__Task objective__. Read the lines below and count those that have the word "Michael". Respond with the number only.

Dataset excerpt
--- Begin ---
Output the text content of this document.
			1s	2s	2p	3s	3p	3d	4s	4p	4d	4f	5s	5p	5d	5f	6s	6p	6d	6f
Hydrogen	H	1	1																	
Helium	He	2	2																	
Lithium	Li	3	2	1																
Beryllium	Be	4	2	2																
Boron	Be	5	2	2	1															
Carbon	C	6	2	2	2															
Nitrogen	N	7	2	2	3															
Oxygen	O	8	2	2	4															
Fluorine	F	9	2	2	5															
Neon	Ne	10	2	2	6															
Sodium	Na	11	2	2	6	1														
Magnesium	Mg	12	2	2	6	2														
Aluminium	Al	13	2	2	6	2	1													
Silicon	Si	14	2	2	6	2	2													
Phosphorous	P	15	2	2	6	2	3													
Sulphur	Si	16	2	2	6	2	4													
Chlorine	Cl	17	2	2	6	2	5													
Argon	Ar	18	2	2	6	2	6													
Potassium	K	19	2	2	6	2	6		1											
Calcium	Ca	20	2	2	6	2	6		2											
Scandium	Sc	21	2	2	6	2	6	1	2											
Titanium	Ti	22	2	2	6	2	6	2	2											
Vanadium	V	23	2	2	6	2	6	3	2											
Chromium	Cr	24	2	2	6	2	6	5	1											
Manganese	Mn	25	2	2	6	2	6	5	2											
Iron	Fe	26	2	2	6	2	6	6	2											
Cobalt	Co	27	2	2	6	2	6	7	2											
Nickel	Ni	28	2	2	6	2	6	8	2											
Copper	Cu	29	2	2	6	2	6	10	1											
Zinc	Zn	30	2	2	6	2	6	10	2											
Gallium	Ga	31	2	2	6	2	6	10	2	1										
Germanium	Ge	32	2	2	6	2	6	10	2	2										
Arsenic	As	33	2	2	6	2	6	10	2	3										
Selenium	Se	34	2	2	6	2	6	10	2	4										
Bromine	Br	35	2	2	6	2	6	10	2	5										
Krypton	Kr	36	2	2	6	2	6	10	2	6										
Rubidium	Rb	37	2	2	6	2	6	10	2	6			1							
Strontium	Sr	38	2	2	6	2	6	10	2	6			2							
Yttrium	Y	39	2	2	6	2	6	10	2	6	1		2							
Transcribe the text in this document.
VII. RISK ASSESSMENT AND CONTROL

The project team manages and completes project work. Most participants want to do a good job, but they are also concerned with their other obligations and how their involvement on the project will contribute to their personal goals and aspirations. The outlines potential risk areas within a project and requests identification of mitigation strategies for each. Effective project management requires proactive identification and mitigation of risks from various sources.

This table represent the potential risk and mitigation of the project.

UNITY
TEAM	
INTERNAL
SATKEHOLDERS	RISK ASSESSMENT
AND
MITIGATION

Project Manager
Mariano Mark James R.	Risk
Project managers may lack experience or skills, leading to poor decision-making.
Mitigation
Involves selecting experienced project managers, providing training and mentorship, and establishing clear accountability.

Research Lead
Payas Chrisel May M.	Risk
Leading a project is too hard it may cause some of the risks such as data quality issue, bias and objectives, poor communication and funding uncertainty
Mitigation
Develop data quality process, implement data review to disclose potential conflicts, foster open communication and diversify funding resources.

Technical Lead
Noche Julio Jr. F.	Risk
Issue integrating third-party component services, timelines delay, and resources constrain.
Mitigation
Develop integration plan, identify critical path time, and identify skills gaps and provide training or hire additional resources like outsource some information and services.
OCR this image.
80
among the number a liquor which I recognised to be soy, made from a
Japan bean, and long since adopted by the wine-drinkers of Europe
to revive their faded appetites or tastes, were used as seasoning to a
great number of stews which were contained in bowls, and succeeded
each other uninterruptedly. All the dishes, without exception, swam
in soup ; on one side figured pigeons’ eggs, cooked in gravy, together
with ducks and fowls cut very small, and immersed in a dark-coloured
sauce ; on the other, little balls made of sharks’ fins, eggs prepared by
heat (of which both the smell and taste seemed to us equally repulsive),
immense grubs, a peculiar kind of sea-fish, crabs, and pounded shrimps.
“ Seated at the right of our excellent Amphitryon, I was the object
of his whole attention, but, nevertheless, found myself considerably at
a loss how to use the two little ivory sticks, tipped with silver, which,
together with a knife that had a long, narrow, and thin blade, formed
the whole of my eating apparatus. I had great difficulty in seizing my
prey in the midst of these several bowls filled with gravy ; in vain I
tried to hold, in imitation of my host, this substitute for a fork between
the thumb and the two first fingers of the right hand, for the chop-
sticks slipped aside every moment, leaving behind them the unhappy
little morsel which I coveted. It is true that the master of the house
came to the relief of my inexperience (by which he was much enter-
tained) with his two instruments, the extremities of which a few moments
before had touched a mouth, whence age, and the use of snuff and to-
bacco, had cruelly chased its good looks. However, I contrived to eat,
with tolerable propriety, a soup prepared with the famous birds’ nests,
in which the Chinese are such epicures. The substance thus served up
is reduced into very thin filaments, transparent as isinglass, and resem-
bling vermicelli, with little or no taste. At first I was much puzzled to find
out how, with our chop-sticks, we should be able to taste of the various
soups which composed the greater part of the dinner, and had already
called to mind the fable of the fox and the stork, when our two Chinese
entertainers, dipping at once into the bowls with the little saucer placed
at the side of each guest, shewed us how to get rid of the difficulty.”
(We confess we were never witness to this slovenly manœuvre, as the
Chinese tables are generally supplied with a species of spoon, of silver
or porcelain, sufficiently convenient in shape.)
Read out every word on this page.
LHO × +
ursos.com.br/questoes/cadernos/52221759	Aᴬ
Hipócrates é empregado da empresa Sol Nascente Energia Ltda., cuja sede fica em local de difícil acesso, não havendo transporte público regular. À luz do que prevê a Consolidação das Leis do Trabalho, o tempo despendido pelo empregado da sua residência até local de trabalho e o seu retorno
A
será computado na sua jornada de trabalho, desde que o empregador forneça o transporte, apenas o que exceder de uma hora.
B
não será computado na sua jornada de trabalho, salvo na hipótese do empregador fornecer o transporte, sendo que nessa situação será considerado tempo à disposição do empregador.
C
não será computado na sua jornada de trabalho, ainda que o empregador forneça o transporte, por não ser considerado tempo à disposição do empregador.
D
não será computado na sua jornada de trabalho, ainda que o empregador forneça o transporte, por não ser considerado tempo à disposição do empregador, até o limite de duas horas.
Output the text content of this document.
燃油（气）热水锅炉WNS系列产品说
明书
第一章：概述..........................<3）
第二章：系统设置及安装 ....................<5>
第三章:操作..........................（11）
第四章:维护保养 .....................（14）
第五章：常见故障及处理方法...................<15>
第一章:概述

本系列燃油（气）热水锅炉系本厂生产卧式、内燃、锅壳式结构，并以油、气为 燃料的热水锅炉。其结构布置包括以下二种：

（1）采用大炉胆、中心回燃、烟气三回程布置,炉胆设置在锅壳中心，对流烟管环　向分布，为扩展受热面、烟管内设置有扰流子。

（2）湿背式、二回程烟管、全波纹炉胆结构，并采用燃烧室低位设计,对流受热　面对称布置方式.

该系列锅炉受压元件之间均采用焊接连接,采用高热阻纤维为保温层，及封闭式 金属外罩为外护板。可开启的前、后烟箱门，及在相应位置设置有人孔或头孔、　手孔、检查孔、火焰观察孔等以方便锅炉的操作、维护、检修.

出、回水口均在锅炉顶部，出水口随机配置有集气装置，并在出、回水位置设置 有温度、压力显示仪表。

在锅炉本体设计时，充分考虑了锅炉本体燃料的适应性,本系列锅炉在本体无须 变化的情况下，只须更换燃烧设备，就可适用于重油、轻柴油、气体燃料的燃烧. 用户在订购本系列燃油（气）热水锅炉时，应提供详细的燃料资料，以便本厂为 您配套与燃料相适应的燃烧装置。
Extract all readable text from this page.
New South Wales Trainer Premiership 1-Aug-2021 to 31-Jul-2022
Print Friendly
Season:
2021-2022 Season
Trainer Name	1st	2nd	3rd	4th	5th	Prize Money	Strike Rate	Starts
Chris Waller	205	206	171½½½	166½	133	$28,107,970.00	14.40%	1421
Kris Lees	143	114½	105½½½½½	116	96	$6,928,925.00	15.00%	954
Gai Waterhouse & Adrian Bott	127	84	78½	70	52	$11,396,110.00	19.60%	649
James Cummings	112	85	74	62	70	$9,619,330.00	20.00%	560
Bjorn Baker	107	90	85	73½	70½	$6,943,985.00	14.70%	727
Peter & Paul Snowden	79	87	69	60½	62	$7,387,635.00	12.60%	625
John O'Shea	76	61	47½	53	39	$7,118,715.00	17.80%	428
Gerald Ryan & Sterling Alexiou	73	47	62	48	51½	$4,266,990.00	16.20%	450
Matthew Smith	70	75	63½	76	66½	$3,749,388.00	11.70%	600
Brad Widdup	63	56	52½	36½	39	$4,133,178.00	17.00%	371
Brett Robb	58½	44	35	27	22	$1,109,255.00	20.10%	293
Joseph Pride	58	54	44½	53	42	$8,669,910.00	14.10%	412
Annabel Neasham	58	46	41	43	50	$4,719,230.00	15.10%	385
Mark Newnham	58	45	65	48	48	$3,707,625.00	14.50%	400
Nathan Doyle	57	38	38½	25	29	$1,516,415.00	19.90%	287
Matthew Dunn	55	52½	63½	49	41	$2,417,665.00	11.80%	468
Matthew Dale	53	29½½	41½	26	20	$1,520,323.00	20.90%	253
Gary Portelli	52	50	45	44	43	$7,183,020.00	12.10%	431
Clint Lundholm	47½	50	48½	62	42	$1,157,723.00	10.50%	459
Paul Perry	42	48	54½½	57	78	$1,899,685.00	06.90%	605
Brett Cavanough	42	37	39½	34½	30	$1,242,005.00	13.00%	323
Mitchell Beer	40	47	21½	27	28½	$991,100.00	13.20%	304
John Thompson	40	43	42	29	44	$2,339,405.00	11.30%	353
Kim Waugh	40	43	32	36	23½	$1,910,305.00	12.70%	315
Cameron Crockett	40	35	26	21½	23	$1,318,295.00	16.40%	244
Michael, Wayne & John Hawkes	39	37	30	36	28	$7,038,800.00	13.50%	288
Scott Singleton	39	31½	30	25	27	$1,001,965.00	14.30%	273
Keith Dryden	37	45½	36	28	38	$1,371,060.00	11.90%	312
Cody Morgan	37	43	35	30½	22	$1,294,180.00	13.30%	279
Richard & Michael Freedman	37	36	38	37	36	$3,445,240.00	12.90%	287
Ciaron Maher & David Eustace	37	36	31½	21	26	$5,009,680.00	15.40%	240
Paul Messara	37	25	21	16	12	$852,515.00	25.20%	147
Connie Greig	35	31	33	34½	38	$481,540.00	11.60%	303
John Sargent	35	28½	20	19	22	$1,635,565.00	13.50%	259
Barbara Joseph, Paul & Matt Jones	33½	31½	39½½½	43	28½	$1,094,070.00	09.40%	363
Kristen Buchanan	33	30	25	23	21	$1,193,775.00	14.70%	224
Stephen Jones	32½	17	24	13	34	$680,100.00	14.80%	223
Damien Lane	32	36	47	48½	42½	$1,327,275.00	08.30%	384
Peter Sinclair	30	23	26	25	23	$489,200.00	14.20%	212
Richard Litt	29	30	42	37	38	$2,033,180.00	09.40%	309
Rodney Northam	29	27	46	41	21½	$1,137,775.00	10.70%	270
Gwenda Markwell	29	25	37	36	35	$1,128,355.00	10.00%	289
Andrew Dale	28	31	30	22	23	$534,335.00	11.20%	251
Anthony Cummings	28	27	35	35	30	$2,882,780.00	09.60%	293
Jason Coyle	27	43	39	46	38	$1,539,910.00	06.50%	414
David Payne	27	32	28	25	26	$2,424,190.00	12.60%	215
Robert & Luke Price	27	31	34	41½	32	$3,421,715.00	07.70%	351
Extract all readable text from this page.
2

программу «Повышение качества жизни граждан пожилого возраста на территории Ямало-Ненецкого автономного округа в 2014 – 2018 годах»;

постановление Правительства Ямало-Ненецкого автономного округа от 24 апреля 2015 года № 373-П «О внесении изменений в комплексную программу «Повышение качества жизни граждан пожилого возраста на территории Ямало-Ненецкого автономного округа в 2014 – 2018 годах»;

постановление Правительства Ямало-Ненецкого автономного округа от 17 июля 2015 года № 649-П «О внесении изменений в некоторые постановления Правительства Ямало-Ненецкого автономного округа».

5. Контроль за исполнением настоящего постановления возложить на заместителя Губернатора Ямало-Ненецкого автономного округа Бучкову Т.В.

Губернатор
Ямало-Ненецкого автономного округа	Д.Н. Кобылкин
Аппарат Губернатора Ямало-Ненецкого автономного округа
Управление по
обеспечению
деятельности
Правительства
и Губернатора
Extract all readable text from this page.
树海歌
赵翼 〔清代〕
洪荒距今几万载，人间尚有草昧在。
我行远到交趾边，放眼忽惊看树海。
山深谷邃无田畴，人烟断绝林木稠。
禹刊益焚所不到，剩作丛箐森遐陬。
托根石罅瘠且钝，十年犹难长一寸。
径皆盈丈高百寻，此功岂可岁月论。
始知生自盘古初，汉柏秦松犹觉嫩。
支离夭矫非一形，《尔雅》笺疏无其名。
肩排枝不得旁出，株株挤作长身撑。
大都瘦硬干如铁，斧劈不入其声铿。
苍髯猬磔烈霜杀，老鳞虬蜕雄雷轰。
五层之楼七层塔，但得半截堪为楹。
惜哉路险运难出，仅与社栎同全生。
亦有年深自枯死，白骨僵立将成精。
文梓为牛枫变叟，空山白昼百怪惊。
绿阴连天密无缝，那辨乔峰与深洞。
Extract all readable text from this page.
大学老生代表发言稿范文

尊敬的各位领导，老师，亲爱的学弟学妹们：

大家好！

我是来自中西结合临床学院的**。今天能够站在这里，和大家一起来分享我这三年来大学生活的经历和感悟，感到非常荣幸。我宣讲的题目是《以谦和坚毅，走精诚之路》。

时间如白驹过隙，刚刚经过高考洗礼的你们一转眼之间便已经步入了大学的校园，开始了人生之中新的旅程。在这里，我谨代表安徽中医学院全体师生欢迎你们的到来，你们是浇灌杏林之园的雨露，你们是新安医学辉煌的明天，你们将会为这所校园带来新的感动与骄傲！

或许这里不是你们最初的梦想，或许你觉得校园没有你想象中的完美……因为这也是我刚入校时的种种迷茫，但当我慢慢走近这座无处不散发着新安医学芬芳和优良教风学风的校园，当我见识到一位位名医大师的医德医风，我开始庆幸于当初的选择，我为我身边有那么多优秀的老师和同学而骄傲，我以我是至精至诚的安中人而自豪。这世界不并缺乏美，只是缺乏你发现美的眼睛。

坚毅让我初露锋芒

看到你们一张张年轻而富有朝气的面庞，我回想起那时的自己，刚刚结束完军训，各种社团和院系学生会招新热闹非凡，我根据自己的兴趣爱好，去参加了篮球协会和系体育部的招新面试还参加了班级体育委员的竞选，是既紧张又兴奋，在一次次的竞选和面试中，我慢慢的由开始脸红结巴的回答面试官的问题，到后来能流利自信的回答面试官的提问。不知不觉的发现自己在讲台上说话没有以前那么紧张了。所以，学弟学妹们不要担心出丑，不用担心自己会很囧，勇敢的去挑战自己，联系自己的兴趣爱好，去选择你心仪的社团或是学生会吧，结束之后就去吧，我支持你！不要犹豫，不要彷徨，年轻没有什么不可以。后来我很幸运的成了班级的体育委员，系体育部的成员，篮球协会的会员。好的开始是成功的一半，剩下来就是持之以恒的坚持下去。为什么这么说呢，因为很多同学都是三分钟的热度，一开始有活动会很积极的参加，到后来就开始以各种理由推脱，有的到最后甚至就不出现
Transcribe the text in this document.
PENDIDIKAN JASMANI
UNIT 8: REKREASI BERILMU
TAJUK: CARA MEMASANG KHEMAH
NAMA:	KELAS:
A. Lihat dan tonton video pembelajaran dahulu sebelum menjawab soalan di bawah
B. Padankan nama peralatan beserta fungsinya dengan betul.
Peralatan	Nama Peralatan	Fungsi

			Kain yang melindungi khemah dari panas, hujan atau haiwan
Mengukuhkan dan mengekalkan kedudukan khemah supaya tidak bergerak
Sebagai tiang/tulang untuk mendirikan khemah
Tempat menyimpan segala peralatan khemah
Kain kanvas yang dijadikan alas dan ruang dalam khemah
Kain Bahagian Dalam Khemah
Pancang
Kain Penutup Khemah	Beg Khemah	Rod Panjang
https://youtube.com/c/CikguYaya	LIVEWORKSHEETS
--- End ---
__Solution for this problem__. 2